Records shown start
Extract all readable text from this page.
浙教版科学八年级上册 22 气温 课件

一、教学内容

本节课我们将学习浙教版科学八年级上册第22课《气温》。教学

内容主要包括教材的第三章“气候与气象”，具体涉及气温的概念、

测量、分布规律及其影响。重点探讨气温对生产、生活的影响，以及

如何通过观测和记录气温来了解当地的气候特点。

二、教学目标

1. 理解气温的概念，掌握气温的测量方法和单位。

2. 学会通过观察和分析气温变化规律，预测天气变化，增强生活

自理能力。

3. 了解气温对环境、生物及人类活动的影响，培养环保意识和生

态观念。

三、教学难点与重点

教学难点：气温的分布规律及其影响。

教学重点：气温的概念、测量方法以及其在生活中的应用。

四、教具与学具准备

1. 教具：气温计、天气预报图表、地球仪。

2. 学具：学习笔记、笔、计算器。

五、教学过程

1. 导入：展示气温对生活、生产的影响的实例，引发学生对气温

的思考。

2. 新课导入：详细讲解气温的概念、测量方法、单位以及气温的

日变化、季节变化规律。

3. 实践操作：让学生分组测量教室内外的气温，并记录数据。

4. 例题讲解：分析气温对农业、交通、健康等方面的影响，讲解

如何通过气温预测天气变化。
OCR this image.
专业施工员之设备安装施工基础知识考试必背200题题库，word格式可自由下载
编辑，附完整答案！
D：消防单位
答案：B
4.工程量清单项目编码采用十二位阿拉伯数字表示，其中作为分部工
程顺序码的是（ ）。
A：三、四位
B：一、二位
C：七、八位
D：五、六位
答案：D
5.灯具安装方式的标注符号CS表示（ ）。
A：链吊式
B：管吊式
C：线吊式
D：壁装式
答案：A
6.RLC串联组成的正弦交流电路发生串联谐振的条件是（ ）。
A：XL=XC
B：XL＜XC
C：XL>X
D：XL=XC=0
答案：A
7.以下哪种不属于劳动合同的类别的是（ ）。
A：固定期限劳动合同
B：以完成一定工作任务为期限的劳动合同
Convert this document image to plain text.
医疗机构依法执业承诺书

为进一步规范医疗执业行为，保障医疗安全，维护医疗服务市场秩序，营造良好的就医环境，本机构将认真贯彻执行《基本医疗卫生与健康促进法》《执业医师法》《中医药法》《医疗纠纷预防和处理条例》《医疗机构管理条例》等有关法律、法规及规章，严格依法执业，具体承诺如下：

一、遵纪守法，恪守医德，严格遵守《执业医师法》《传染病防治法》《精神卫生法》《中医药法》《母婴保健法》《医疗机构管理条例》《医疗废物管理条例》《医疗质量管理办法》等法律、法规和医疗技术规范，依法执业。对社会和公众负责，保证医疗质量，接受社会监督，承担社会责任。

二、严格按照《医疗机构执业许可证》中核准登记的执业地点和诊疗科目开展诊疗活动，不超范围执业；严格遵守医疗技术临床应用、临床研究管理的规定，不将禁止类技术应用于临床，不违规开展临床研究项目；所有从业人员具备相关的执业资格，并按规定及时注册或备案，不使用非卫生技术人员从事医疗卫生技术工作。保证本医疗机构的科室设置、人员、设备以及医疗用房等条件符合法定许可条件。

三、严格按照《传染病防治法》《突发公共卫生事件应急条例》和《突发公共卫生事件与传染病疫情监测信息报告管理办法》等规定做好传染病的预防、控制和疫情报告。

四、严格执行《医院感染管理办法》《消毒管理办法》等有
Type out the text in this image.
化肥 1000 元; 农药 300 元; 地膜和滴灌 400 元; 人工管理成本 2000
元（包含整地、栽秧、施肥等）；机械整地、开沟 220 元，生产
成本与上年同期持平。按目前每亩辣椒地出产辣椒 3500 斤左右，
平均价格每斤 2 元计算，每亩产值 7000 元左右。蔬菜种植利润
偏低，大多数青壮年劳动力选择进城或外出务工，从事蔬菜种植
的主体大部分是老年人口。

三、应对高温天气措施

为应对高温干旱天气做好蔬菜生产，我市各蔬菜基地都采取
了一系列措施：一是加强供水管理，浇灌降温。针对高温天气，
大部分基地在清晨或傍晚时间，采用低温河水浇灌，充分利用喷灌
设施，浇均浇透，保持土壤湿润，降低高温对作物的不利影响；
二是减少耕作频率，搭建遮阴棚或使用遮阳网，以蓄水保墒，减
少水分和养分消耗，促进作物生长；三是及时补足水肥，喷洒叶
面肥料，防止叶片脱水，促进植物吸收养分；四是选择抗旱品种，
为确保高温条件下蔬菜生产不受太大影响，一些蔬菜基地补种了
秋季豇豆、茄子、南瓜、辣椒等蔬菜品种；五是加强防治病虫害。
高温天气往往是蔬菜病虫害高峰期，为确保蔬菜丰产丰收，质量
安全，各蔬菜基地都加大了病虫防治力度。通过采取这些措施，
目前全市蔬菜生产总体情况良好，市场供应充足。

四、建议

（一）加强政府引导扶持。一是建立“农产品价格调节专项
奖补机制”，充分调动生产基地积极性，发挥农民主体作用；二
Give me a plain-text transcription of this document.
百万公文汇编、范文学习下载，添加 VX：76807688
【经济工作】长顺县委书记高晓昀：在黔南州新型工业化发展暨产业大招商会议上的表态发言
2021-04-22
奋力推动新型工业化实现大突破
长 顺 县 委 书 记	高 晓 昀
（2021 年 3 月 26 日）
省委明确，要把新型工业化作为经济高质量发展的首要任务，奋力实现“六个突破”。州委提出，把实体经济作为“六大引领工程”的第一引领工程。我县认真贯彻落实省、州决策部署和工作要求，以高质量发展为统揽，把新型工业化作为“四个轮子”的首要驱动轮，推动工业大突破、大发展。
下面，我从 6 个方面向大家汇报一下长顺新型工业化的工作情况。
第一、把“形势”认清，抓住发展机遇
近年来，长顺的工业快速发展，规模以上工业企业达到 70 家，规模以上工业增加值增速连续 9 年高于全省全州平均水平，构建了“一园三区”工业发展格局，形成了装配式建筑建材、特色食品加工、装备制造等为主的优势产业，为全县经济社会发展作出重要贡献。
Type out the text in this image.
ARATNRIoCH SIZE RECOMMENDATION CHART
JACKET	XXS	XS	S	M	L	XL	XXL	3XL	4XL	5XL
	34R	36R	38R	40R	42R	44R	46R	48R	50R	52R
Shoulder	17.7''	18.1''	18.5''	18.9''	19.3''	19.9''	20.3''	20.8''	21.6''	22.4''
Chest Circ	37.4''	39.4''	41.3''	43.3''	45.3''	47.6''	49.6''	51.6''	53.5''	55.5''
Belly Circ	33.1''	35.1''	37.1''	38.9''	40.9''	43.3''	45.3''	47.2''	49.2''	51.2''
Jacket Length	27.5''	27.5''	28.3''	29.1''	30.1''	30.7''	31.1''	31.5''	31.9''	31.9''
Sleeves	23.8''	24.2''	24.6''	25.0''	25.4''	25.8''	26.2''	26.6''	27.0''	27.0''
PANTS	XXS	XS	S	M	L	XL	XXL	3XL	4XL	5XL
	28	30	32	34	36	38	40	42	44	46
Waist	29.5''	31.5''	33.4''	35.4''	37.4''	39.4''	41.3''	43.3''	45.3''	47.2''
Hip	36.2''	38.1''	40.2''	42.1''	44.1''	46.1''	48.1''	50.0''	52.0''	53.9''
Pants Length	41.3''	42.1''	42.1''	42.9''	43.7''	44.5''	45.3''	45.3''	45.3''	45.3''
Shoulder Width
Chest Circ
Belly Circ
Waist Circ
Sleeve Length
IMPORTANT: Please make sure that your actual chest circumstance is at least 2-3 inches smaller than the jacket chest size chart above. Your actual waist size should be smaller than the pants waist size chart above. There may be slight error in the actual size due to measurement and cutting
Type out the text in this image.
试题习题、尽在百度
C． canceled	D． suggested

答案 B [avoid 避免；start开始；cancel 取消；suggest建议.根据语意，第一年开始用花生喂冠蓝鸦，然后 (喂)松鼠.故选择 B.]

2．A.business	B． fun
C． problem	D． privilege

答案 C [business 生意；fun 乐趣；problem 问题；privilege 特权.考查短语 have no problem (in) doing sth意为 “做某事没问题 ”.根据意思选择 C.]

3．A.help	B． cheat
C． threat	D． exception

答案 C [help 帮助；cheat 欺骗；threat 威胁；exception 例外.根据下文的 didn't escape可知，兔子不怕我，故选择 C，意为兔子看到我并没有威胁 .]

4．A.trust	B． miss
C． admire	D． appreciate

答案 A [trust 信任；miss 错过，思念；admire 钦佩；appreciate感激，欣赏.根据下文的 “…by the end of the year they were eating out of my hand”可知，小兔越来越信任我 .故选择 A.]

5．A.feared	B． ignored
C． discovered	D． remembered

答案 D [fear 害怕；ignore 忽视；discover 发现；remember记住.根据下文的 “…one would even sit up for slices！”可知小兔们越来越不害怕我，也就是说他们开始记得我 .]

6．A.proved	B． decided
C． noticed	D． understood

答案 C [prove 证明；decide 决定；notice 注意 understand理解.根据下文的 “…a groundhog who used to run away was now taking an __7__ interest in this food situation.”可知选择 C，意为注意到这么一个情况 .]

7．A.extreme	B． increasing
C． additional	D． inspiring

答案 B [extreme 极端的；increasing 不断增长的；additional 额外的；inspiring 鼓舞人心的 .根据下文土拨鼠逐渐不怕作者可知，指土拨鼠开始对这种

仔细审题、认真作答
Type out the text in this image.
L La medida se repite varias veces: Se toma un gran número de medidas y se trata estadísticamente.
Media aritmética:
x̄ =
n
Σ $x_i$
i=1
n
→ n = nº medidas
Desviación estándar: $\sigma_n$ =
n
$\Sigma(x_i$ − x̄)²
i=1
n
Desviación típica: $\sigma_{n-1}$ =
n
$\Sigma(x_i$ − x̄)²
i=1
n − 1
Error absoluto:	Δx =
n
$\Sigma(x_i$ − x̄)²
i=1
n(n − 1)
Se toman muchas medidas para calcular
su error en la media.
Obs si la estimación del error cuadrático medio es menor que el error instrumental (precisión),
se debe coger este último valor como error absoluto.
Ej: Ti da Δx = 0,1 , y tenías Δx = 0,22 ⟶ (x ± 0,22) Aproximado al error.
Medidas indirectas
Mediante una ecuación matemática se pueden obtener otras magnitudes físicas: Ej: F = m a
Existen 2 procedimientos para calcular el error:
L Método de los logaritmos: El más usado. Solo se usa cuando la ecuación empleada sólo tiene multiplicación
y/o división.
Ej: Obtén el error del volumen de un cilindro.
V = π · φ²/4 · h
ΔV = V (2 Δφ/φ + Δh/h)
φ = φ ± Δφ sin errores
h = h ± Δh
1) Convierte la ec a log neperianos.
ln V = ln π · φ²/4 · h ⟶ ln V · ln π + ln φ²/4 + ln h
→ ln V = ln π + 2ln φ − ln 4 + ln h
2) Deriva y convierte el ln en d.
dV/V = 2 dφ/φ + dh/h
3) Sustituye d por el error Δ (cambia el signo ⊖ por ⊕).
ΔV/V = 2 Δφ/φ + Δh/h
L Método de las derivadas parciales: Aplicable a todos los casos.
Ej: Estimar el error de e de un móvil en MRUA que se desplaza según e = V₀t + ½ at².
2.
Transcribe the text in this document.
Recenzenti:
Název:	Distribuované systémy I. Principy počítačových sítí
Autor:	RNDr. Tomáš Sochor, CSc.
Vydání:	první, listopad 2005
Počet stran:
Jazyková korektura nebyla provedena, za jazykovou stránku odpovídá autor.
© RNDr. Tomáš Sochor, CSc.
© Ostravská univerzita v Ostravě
Records shown end
Written instruction
Identify the lines of the entries containing the string "传染病防治法". Copy each such line.

Completed exercise
一、遵纪守法，恪守医德，严格遵守《执业医师法》《传染病防治法》《精神卫生法》《中医药法》《母婴保健法》《医疗机构管理条例》《医疗废物管理条例》《医疗质量管理办法》等法律、法规和医疗技术规范，依法执业。对社会和公众负责，保证医疗质量，接受社会监督，承担社会责任。
三、严格按照《传染病防治法》《突发公共卫生事件应急条例》和《突发公共卫生事件与传染病疫情监测信息报告管理办法》等规定做好传染病的预防、控制和疫情报告。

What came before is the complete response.